[Begin]
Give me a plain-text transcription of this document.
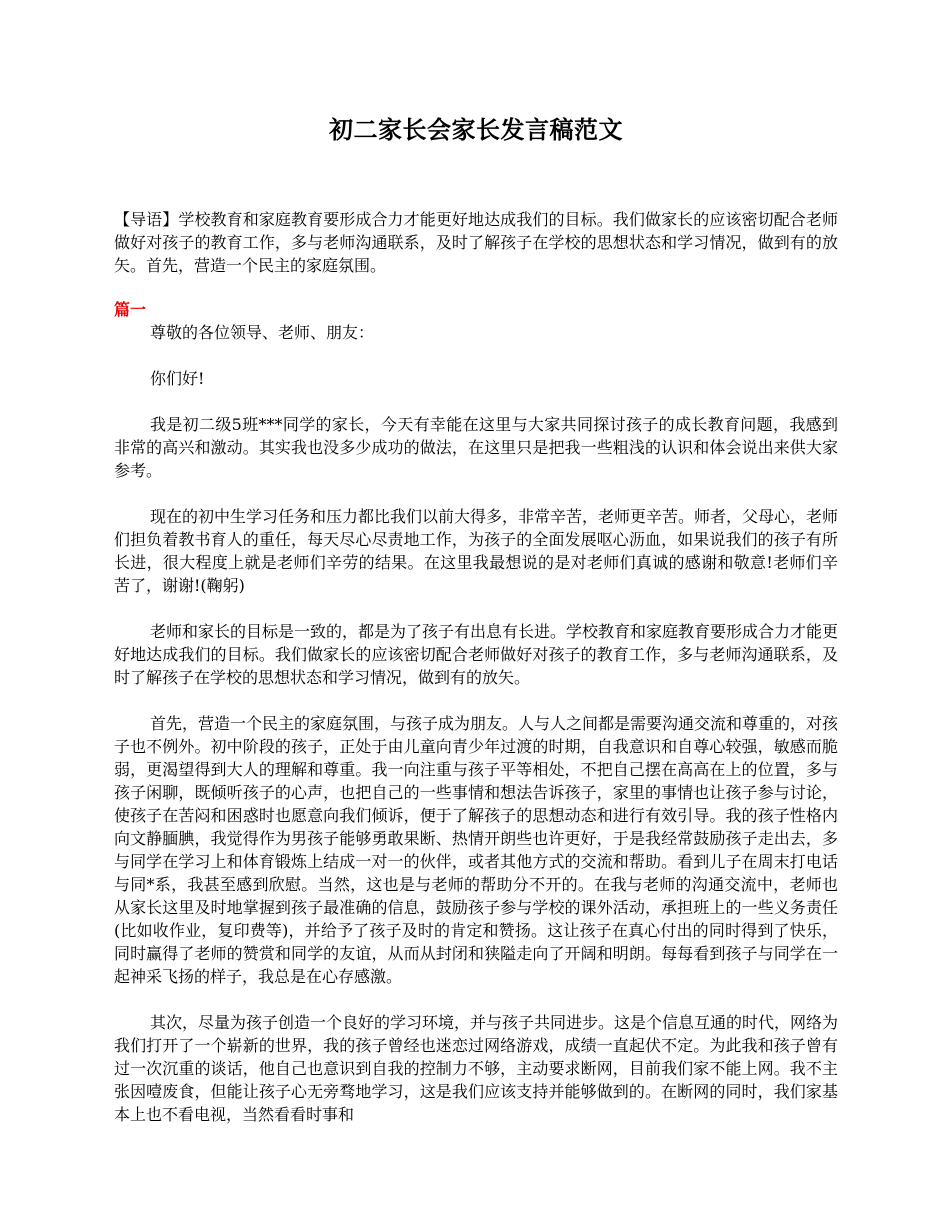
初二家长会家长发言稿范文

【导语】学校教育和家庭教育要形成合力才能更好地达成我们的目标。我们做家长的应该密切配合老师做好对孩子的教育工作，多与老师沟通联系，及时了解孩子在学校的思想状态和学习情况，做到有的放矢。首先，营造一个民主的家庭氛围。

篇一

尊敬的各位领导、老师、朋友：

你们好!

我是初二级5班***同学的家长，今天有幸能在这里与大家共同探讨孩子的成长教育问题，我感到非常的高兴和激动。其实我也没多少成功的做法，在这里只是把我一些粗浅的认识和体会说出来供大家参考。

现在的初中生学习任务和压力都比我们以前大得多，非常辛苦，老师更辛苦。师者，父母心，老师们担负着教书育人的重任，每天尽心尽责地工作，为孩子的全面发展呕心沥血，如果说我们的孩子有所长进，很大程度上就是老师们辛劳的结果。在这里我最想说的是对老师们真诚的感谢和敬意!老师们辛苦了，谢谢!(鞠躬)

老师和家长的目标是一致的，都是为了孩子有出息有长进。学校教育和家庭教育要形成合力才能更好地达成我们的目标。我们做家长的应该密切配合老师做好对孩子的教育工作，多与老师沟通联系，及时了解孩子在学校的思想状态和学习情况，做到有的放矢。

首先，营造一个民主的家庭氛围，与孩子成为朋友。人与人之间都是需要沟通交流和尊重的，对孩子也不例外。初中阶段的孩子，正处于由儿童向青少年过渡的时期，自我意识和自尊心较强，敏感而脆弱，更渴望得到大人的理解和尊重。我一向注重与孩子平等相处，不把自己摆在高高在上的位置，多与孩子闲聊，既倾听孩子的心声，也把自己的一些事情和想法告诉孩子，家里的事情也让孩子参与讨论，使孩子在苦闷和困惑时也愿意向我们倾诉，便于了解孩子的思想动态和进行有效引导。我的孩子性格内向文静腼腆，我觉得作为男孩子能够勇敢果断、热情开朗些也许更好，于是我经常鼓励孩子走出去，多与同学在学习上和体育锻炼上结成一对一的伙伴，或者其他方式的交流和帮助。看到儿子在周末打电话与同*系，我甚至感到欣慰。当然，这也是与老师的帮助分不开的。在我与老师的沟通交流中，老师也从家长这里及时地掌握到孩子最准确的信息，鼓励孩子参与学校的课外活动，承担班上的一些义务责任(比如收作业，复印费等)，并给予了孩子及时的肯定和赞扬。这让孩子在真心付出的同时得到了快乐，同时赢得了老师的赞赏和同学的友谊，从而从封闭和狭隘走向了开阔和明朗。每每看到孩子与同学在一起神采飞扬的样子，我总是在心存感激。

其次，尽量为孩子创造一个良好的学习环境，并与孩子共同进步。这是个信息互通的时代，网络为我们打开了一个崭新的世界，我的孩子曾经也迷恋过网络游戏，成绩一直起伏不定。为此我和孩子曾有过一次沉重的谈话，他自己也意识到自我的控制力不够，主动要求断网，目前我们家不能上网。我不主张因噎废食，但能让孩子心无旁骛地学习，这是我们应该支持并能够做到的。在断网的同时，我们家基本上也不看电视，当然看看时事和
[End]
[Begin]
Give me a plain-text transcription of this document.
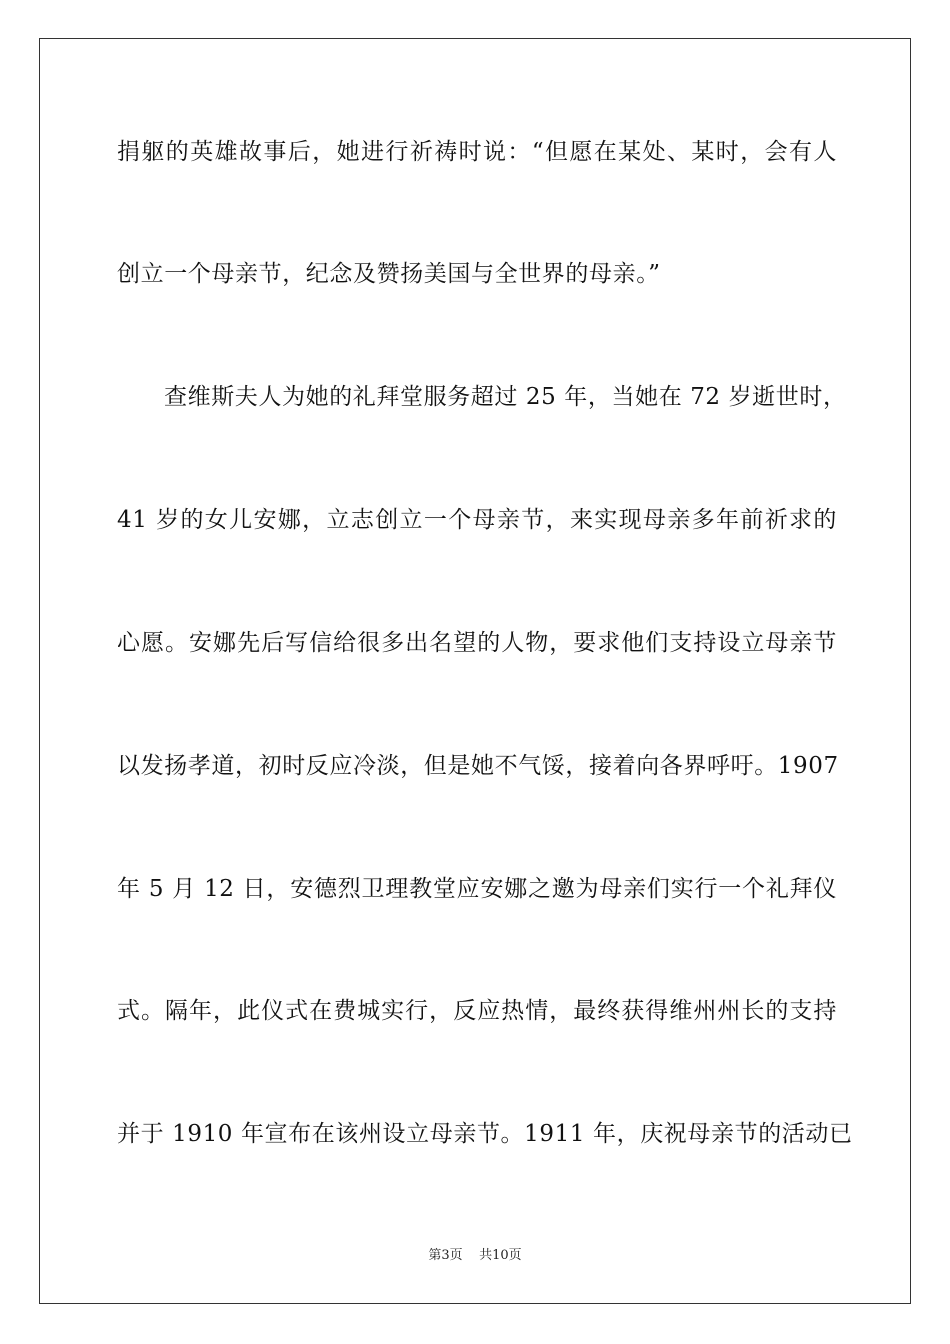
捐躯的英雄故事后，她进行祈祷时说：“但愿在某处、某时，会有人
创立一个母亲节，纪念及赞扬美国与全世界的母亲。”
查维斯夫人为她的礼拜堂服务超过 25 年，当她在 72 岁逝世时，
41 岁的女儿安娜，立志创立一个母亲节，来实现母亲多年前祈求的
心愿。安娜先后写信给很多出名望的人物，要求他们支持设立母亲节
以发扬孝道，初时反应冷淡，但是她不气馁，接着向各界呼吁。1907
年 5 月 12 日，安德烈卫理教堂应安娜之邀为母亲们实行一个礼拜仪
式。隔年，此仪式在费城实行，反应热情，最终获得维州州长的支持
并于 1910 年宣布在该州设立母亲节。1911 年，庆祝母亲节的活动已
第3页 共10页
[End]
- **Your instructions**:
All lines above containing the string "做到有的放矢" are to be collected.

- **Solution for this exercise**:
【导语】学校教育和家庭教育要形成合力才能更好地达成我们的目标。我们做家长的应该密切配合老师做好对孩子的教育工作，多与老师沟通联系，及时了解孩子在学校的思想状态和学习情况，做到有的放矢。首先，营造一个民主的家庭氛围。
老师和家长的目标是一致的，都是为了孩子有出息有长进。学校教育和家庭教育要形成合力才能更好地达成我们的目标。我们做家长的应该密切配合老师做好对孩子的教育工作，多与老师沟通联系，及时了解孩子在学校的思想状态和学习情况，做到有的放矢。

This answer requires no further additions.